Return every entry exactly as written.

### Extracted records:
================
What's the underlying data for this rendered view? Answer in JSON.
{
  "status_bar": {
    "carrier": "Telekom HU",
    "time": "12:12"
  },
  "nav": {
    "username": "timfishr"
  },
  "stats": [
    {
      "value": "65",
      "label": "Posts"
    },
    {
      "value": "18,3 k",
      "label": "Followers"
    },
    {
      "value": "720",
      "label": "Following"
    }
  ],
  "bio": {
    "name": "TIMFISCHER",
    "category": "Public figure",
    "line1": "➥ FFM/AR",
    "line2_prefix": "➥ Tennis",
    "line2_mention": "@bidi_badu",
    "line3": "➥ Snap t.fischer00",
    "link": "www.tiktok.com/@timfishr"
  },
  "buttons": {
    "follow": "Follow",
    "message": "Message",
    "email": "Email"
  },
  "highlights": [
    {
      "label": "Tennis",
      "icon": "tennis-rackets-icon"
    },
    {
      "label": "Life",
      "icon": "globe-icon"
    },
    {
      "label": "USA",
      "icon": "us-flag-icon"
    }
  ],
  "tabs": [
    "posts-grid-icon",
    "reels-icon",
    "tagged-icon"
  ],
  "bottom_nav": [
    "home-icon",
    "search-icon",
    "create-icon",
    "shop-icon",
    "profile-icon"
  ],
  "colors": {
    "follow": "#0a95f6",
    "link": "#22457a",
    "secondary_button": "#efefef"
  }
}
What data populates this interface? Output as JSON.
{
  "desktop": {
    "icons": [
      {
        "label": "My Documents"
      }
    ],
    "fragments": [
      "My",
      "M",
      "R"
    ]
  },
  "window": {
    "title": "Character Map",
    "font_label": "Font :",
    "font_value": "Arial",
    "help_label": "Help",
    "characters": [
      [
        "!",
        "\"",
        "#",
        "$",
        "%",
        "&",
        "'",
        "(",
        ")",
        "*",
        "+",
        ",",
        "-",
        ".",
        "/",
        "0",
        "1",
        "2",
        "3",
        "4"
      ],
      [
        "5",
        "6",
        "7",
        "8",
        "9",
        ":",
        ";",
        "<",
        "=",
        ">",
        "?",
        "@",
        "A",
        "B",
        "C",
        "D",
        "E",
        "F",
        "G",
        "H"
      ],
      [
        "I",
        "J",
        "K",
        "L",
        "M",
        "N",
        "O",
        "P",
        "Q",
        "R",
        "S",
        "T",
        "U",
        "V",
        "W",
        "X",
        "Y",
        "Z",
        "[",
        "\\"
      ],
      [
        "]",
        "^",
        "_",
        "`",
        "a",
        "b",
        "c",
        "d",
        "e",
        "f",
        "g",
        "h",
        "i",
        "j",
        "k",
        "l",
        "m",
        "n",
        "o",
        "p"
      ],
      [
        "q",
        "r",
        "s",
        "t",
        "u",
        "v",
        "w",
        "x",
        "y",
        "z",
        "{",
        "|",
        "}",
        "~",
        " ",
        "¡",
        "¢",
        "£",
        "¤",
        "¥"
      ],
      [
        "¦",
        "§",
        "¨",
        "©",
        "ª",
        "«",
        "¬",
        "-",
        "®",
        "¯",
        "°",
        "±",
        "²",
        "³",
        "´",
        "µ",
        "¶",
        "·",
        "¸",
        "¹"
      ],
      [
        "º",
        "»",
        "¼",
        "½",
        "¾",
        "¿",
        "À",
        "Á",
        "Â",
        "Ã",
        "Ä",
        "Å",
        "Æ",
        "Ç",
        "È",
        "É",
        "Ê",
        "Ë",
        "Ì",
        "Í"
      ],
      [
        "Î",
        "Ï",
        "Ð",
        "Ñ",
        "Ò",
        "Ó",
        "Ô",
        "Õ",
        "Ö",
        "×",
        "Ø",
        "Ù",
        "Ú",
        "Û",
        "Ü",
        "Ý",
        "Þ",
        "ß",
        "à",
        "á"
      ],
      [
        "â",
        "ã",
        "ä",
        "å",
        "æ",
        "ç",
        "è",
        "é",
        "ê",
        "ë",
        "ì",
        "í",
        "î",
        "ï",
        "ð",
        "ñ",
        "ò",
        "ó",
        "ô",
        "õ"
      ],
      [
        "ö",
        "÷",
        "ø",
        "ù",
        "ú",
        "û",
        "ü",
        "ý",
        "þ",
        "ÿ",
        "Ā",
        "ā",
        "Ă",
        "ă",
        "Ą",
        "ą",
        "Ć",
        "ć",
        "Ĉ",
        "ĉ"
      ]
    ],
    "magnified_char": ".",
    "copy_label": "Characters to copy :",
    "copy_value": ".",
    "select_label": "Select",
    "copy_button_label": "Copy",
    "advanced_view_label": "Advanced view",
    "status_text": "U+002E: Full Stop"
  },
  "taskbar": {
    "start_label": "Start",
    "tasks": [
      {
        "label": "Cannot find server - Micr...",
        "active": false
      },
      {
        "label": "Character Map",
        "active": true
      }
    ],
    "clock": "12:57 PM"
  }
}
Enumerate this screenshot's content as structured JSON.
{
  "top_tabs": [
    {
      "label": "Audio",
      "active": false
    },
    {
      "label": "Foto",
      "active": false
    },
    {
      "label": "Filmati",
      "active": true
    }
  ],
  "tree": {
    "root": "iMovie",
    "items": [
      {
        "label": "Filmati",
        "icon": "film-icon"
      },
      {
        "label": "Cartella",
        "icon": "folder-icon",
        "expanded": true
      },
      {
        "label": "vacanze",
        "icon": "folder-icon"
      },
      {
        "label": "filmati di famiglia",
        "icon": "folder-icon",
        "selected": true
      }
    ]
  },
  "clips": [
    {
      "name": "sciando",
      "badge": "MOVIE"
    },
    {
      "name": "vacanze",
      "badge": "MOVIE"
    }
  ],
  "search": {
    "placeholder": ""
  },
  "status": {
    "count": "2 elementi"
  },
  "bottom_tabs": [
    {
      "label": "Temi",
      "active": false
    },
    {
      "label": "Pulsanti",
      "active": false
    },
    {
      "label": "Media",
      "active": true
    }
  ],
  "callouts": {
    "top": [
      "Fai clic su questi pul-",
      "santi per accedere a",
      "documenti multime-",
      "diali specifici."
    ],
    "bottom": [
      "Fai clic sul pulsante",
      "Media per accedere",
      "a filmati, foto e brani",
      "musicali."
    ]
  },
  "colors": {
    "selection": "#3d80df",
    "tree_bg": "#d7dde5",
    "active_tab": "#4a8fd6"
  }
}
================
### Response to the exercise:
What's the underlying data for this rendered view? Answer in JSON.
{
  "status_bar": {
    "carrier": "Telekom HU",
    "time": "12:12"
  },
  "nav": {
    "username": "timfishr"
  },
  "stats": [
    {
      "value": "65",
      "label": "Posts"
    },
    {
      "value": "18,3 k",
      "label": "Followers"
    },
    {
      "value": "720",
      "label": "Following"
    }
  ],
  "bio": {
    "name": "TIMFISCHER",
    "category": "Public figure",
    "line1": "➥ FFM/AR",
    "line2_prefix": "➥ Tennis",
    "line2_mention": "@bidi_badu",
    "line3": "➥ Snap t.fischer00",
    "link": "www.tiktok.com/@timfishr"
  },
  "buttons": {
    "follow": "Follow",
    "message": "Message",
    "email": "Email"
  },
  "highlights": [
    {
      "label": "Tennis",
      "icon": "tennis-rackets-icon"
    },
    {
      "label": "Life",
      "icon": "globe-icon"
    },
    {
      "label": "USA",
      "icon": "us-flag-icon"
    }
  ],
  "tabs": [
    "posts-grid-icon",
    "reels-icon",
    "tagged-icon"
  ],
  "bottom_nav": [
    "home-icon",
    "search-icon",
    "create-icon",
    "shop-icon",
    "profile-icon"
  ],
  "colors": {
    "follow": "#0a95f6",
    "link": "#22457a",
    "secondary_button": "#efefef"
  }
}
What data populates this interface? Output as JSON.
{
  "desktop": {
    "icons": [
      {
        "label": "My Documents"
      }
    ],
    "fragments": [
      "My",
      "M",
      "R"
    ]
  },
  "window": {
    "title": "Character Map",
    "font_label": "Font :",
    "font_value": "Arial",
    "help_label": "Help",
    "characters": [
      [
        "!",
        "\"",
        "#",
        "$",
        "%",
        "&",
        "'",
        "(",
        ")",
        "*",
        "+",
        ",",
        "-",
        ".",
        "/",
        "0",
        "1",
        "2",
        "3",
        "4"
      ],
      [
        "5",
        "6",
        "7",
        "8",
        "9",
        ":",
        ";",
        "<",
        "=",
        ">",
        "?",
        "@",
        "A",
        "B",
        "C",
        "D",
        "E",
        "F",
        "G",
        "H"
      ],
      [
        "I",
        "J",
        "K",
        "L",
        "M",
        "N",
        "O",
        "P",
        "Q",
        "R",
        "S",
        "T",
        "U",
        "V",
        "W",
        "X",
        "Y",
        "Z",
        "[",
        "\\"
      ],
      [
        "]",
        "^",
        "_",
        "`",
        "a",
        "b",
        "c",
        "d",
        "e",
        "f",
        "g",
        "h",
        "i",
        "j",
        "k",
        "l",
        "m",
        "n",
        "o",
        "p"
      ],
      [
        "q",
        "r",
        "s",
        "t",
        "u",
        "v",
        "w",
        "x",
        "y",
        "z",
        "{",
        "|",
        "}",
        "~",
        " ",
        "¡",
        "¢",
        "£",
        "¤",
        "¥"
      ],
      [
        "¦",
        "§",
        "¨",
        "©",
        "ª",
        "«",
        "¬",
        "-",
        "®",
        "¯",
        "°",
        "±",
        "²",
        "³",
        "´",
        "µ",
        "¶",
        "·",
        "¸",
        "¹"
      ],
      [
        "º",
        "»",
        "¼",
        "½",
        "¾",
        "¿",
        "À",
        "Á",
        "Â",
        "Ã",
        "Ä",
        "Å",
        "Æ",
        "Ç",
        "È",
        "É",
        "Ê",
        "Ë",
        "Ì",
        "Í"
      ],
      [
        "Î",
        "Ï",
        "Ð",
        "Ñ",
        "Ò",
        "Ó",
        "Ô",
        "Õ",
        "Ö",
        "×",
        "Ø",
        "Ù",
        "Ú",
        "Û",
        "Ü",
        "Ý",
        "Þ",
        "ß",
        "à",
        "á"
      ],
      [
        "â",
        "ã",
        "ä",
        "å",
        "æ",
        "ç",
        "è",
        "é",
        "ê",
        "ë",
        "ì",
        "í",
        "î",
        "ï",
        "ð",
        "ñ",
        "ò",
        "ó",
        "ô",
        "õ"
      ],
      [
        "ö",
        "÷",
        "ø",
        "ù",
        "ú",
        "û",
        "ü",
        "ý",
        "þ",
        "ÿ",
        "Ā",
        "ā",
        "Ă",
        "ă",
        "Ą",
        "ą",
        "Ć",
        "ć",
        "Ĉ",
        "ĉ"
      ]
    ],
    "magnified_char": ".",
    "copy_label": "Characters to copy :",
    "copy_value": ".",
    "select_label": "Select",
    "copy_button_label": "Copy",
    "advanced_view_label": "Advanced view",
    "status_text": "U+002E: Full Stop"
  },
  "taskbar": {
    "start_label": "Start",
    "tasks": [
      {
        "label": "Cannot find server - Micr...",
        "active": false
      },
      {
        "label": "Character Map",
        "active": true
      }
    ],
    "clock": "12:57 PM"
  }
}
Enumerate this screenshot's content as structured JSON.
{
  "top_tabs": [
    {
      "label": "Audio",
      "active": false
    },
    {
      "label": "Foto",
      "active": false
    },
    {
      "label": "Filmati",
      "active": true
    }
  ],
  "tree": {
    "root": "iMovie",
    "items": [
      {
        "label": "Filmati",
        "icon": "film-icon"
      },
      {
        "label": "Cartella",
        "icon": "folder-icon",
        "expanded": true
      },
      {
        "label": "vacanze",
        "icon": "folder-icon"
      },
      {
        "label": "filmati di famiglia",
        "icon": "folder-icon",
        "selected": true
      }
    ]
  },
  "clips": [
    {
      "name": "sciando",
      "badge": "MOVIE"
    },
    {
      "name": "vacanze",
      "badge": "MOVIE"
    }
  ],
  "search": {
    "placeholder": ""
  },
  "status": {
    "count": "2 elementi"
  },
  "bottom_tabs": [
    {
      "label": "Temi",
      "active": false
    },
    {
      "label": "Pulsanti",
      "active": false
    },
    {
      "label": "Media",
      "active": true
    }
  ],
  "callouts": {
    "top": [
      "Fai clic su questi pul-",
      "santi per accedere a",
      "documenti multime-",
      "diali specifici."
    ],
    "bottom": [
      "Fai clic sul pulsante",
      "Media per accedere",
      "a filmati, foto e brani",
      "musicali."
    ]
  },
  "colors": {
    "selection": "#3d80df",
    "tree_bg": "#d7dde5",
    "active_tab": "#4a8fd6"
  }
}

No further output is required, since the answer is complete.